(Records from a data collection)
»»
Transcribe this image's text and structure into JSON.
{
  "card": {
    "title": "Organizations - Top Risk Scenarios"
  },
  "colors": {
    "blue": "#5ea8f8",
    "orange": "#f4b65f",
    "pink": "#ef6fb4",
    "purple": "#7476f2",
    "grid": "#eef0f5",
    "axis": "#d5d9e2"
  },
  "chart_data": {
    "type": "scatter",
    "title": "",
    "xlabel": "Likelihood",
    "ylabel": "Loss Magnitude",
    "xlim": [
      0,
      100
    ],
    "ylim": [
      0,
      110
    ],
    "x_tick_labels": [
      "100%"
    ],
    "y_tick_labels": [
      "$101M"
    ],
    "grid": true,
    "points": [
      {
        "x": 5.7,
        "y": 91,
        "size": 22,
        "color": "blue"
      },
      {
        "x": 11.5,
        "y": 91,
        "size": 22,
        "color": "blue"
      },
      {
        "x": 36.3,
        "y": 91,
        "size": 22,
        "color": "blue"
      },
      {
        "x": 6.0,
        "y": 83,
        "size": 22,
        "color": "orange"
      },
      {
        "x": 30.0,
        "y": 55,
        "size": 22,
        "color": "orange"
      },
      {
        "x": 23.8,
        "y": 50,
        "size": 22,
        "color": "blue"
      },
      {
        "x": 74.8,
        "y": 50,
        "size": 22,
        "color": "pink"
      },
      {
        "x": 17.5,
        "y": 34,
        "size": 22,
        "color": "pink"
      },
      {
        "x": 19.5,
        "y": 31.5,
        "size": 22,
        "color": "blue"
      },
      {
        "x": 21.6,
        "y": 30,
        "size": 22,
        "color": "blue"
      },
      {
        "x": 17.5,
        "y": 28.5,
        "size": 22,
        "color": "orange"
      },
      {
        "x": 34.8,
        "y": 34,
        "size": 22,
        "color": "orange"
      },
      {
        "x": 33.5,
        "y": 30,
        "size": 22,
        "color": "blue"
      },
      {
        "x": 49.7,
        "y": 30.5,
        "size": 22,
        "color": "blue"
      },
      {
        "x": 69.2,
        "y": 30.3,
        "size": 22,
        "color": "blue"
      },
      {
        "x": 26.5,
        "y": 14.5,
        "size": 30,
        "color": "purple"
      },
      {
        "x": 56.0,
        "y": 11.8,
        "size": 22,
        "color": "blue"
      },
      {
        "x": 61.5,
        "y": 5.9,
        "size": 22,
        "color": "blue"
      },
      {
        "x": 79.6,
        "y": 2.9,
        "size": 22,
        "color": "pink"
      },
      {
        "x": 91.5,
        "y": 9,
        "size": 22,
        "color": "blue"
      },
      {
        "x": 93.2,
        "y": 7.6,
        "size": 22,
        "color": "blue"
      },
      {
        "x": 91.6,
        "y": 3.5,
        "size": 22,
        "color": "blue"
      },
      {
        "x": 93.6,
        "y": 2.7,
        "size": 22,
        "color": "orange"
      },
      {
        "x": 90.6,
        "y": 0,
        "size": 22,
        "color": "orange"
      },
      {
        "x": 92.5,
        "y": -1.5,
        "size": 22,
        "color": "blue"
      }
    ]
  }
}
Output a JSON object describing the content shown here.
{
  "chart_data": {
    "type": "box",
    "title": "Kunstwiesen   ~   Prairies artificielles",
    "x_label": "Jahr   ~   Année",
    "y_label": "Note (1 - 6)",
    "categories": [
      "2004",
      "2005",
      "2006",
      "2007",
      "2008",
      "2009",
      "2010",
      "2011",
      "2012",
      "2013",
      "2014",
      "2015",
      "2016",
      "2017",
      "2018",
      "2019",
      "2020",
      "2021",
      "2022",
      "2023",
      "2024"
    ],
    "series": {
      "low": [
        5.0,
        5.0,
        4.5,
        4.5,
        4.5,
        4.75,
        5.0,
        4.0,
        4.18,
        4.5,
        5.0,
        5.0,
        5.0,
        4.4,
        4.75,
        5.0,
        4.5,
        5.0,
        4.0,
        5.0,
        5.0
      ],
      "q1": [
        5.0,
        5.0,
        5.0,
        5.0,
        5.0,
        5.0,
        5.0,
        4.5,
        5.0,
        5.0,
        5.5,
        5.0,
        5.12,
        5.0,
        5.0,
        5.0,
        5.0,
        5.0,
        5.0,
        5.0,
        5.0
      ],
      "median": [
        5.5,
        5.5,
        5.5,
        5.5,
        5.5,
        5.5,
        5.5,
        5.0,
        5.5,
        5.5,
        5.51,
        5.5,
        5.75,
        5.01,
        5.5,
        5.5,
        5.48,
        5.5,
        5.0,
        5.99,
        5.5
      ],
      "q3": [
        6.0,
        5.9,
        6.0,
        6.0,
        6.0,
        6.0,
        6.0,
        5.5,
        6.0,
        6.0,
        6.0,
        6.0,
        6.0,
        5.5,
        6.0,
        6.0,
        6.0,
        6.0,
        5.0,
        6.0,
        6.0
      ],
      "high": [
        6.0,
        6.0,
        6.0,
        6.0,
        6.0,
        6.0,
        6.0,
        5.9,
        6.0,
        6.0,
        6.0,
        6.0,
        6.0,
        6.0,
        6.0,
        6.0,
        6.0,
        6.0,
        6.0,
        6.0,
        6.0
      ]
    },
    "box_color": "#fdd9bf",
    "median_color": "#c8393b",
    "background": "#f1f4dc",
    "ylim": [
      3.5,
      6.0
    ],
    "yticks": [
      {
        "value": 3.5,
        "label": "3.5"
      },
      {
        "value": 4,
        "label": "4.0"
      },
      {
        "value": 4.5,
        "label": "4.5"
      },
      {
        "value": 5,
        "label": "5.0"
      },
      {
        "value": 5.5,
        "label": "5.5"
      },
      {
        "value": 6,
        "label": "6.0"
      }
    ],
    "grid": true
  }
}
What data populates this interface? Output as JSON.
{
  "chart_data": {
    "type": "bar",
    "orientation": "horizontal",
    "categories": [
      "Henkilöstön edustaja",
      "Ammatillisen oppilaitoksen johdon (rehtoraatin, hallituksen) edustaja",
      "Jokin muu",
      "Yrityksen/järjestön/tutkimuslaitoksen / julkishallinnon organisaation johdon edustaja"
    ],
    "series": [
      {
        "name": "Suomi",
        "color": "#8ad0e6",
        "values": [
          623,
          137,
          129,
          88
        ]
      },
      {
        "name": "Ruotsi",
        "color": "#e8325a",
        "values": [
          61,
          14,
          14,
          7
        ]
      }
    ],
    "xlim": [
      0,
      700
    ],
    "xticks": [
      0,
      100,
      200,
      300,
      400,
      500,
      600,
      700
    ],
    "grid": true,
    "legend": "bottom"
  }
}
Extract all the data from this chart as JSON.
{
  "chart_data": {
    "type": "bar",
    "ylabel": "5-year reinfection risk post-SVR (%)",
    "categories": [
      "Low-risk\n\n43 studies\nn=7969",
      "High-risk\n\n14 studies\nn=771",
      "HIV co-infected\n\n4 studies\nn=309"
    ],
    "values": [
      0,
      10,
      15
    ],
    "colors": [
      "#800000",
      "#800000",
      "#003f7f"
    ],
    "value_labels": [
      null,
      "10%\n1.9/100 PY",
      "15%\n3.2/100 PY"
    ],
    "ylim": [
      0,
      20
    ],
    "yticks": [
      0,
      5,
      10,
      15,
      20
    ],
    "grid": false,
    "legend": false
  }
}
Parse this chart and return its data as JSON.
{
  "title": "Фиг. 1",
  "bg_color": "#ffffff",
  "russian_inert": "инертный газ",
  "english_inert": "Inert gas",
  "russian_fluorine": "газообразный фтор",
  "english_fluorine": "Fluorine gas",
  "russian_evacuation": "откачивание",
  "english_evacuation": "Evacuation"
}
««
- What is needed
Reproduce every record, matching each line exactly.

- Exercise output
Transcribe this image's text and structure into JSON.
{
  "card": {
    "title": "Organizations - Top Risk Scenarios"
  },
  "colors": {
    "blue": "#5ea8f8",
    "orange": "#f4b65f",
    "pink": "#ef6fb4",
    "purple": "#7476f2",
    "grid": "#eef0f5",
    "axis": "#d5d9e2"
  },
  "chart_data": {
    "type": "scatter",
    "title": "",
    "xlabel": "Likelihood",
    "ylabel": "Loss Magnitude",
    "xlim": [
      0,
      100
    ],
    "ylim": [
      0,
      110
    ],
    "x_tick_labels": [
      "100%"
    ],
    "y_tick_labels": [
      "$101M"
    ],
    "grid": true,
    "points": [
      {
        "x": 5.7,
        "y": 91,
        "size": 22,
        "color": "blue"
      },
      {
        "x": 11.5,
        "y": 91,
        "size": 22,
        "color": "blue"
      },
      {
        "x": 36.3,
        "y": 91,
        "size": 22,
        "color": "blue"
      },
      {
        "x": 6.0,
        "y": 83,
        "size": 22,
        "color": "orange"
      },
      {
        "x": 30.0,
        "y": 55,
        "size": 22,
        "color": "orange"
      },
      {
        "x": 23.8,
        "y": 50,
        "size": 22,
        "color": "blue"
      },
      {
        "x": 74.8,
        "y": 50,
        "size": 22,
        "color": "pink"
      },
      {
        "x": 17.5,
        "y": 34,
        "size": 22,
        "color": "pink"
      },
      {
        "x": 19.5,
        "y": 31.5,
        "size": 22,
        "color": "blue"
      },
      {
        "x": 21.6,
        "y": 30,
        "size": 22,
        "color": "blue"
      },
      {
        "x": 17.5,
        "y": 28.5,
        "size": 22,
        "color": "orange"
      },
      {
        "x": 34.8,
        "y": 34,
        "size": 22,
        "color": "orange"
      },
      {
        "x": 33.5,
        "y": 30,
        "size": 22,
        "color": "blue"
      },
      {
        "x": 49.7,
        "y": 30.5,
        "size": 22,
        "color": "blue"
      },
      {
        "x": 69.2,
        "y": 30.3,
        "size": 22,
        "color": "blue"
      },
      {
        "x": 26.5,
        "y": 14.5,
        "size": 30,
        "color": "purple"
      },
      {
        "x": 56.0,
        "y": 11.8,
        "size": 22,
        "color": "blue"
      },
      {
        "x": 61.5,
        "y": 5.9,
        "size": 22,
        "color": "blue"
      },
      {
        "x": 79.6,
        "y": 2.9,
        "size": 22,
        "color": "pink"
      },
      {
        "x": 91.5,
        "y": 9,
        "size": 22,
        "color": "blue"
      },
      {
        "x": 93.2,
        "y": 7.6,
        "size": 22,
        "color": "blue"
      },
      {
        "x": 91.6,
        "y": 3.5,
        "size": 22,
        "color": "blue"
      },
      {
        "x": 93.6,
        "y": 2.7,
        "size": 22,
        "color": "orange"
      },
      {
        "x": 90.6,
        "y": 0,
        "size": 22,
        "color": "orange"
      },
      {
        "x": 92.5,
        "y": -1.5,
        "size": 22,
        "color": "blue"
      }
    ]
  }
}
Output a JSON object describing the content shown here.
{
  "chart_data": {
    "type": "box",
    "title": "Kunstwiesen   ~   Prairies artificielles",
    "x_label": "Jahr   ~   Année",
    "y_label": "Note (1 - 6)",
    "categories": [
      "2004",
      "2005",
      "2006",
      "2007",
      "2008",
      "2009",
      "2010",
      "2011",
      "2012",
      "2013",
      "2014",
      "2015",
      "2016",
      "2017",
      "2018",
      "2019",
      "2020",
      "2021",
      "2022",
      "2023",
      "2024"
    ],
    "series": {
      "low": [
        5.0,
        5.0,
        4.5,
        4.5,
        4.5,
        4.75,
        5.0,
        4.0,
        4.18,
        4.5,
        5.0,
        5.0,
        5.0,
        4.4,
        4.75,
        5.0,
        4.5,
        5.0,
        4.0,
        5.0,
        5.0
      ],
      "q1": [
        5.0,
        5.0,
        5.0,
        5.0,
        5.0,
        5.0,
        5.0,
        4.5,
        5.0,
        5.0,
        5.5,
        5.0,
        5.12,
        5.0,
        5.0,
        5.0,
        5.0,
        5.0,
        5.0,
        5.0,
        5.0
      ],
      "median": [
        5.5,
        5.5,
        5.5,
        5.5,
        5.5,
        5.5,
        5.5,
        5.0,
        5.5,
        5.5,
        5.51,
        5.5,
        5.75,
        5.01,
        5.5,
        5.5,
        5.48,
        5.5,
        5.0,
        5.99,
        5.5
      ],
      "q3": [
        6.0,
        5.9,
        6.0,
        6.0,
        6.0,
        6.0,
        6.0,
        5.5,
        6.0,
        6.0,
        6.0,
        6.0,
        6.0,
        5.5,
        6.0,
        6.0,
        6.0,
        6.0,
        5.0,
        6.0,
        6.0
      ],
      "high": [
        6.0,
        6.0,
        6.0,
        6.0,
        6.0,
        6.0,
        6.0,
        5.9,
        6.0,
        6.0,
        6.0,
        6.0,
        6.0,
        6.0,
        6.0,
        6.0,
        6.0,
        6.0,
        6.0,
        6.0,
        6.0
      ]
    },
    "box_color": "#fdd9bf",
    "median_color": "#c8393b",
    "background": "#f1f4dc",
    "ylim": [
      3.5,
      6.0
    ],
    "yticks": [
      {
        "value": 3.5,
        "label": "3.5"
      },
      {
        "value": 4,
        "label": "4.0"
      },
      {
        "value": 4.5,
        "label": "4.5"
      },
      {
        "value": 5,
        "label": "5.0"
      },
      {
        "value": 5.5,
        "label": "5.5"
      },
      {
        "value": 6,
        "label": "6.0"
      }
    ],
    "grid": true
  }
}
What data populates this interface? Output as JSON.
{
  "chart_data": {
    "type": "bar",
    "orientation": "horizontal",
    "categories": [
      "Henkilöstön edustaja",
      "Ammatillisen oppilaitoksen johdon (rehtoraatin, hallituksen) edustaja",
      "Jokin muu",
      "Yrityksen/järjestön/tutkimuslaitoksen / julkishallinnon organisaation johdon edustaja"
    ],
    "series": [
      {
        "name": "Suomi",
        "color": "#8ad0e6",
        "values": [
          623,
          137,
          129,
          88
        ]
      },
      {
        "name": "Ruotsi",
        "color": "#e8325a",
        "values": [
          61,
          14,
          14,
          7
        ]
      }
    ],
    "xlim": [
      0,
      700
    ],
    "xticks": [
      0,
      100,
      200,
      300,
      400,
      500,
      600,
      700
    ],
    "grid": true,
    "legend": "bottom"
  }
}
Extract all the data from this chart as JSON.
{
  "chart_data": {
    "type": "bar",
    "ylabel": "5-year reinfection risk post-SVR (%)",
    "categories": [
      "Low-risk\n\n43 studies\nn=7969",
      "High-risk\n\n14 studies\nn=771",
      "HIV co-infected\n\n4 studies\nn=309"
    ],
    "values": [
      0,
      10,
      15
    ],
    "colors": [
      "#800000",
      "#800000",
      "#003f7f"
    ],
    "value_labels": [
      null,
      "10%\n1.9/100 PY",
      "15%\n3.2/100 PY"
    ],
    "ylim": [
      0,
      20
    ],
    "yticks": [
      0,
      5,
      10,
      15,
      20
    ],
    "grid": false,
    "legend": false
  }
}
Parse this chart and return its data as JSON.
{
  "title": "Фиг. 1",
  "bg_color": "#ffffff",
  "russian_inert": "инертный газ",
  "english_inert": "Inert gas",
  "russian_fluorine": "газообразный фтор",
  "english_fluorine": "Fluorine gas",
  "russian_evacuation": "откачивание",
  "english_evacuation": "Evacuation"
}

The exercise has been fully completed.